--- begin RECORD SET ---

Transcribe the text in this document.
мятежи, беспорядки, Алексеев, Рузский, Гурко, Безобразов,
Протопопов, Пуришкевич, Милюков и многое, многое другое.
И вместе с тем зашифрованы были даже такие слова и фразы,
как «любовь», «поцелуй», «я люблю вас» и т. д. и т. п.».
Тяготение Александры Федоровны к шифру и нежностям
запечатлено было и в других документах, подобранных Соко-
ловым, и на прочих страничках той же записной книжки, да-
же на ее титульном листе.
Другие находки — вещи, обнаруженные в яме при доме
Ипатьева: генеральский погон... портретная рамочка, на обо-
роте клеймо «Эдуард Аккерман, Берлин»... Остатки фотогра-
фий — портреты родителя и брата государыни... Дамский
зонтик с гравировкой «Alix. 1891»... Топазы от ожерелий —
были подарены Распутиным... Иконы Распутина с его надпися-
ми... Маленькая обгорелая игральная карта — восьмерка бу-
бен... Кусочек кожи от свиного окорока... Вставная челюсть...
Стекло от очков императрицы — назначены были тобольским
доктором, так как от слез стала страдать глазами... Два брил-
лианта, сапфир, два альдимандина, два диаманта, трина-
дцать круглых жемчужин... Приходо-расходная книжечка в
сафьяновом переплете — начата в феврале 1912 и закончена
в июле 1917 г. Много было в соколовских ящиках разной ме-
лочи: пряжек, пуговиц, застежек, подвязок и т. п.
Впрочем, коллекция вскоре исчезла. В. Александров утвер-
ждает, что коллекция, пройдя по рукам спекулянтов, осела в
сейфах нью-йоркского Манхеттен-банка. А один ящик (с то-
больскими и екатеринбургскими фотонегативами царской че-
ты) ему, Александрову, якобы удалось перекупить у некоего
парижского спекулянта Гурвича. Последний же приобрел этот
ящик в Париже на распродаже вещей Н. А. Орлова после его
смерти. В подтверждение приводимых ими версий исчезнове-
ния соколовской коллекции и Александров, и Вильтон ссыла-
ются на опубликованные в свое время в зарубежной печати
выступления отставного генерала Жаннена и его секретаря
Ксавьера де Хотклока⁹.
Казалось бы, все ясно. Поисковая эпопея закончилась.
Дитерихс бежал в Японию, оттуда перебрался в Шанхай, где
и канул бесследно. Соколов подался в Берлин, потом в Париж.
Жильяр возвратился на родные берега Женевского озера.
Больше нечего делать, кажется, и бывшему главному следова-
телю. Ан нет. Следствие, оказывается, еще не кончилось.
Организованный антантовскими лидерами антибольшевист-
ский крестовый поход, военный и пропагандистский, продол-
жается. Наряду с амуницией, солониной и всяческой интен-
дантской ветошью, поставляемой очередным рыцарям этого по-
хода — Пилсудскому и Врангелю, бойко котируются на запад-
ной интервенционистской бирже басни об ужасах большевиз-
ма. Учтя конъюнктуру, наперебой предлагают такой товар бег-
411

--- end RECORD SET ---

## REQUIRED TASK
Find the lines containing "Берлин" and pull them out.

## EXERCISE RESPONSE
роте клеймо «Эдуард Аккерман, Берлин»... Остатки фотогра-
и канул бесследно. Соколов подался в Берлин, потом в Париж.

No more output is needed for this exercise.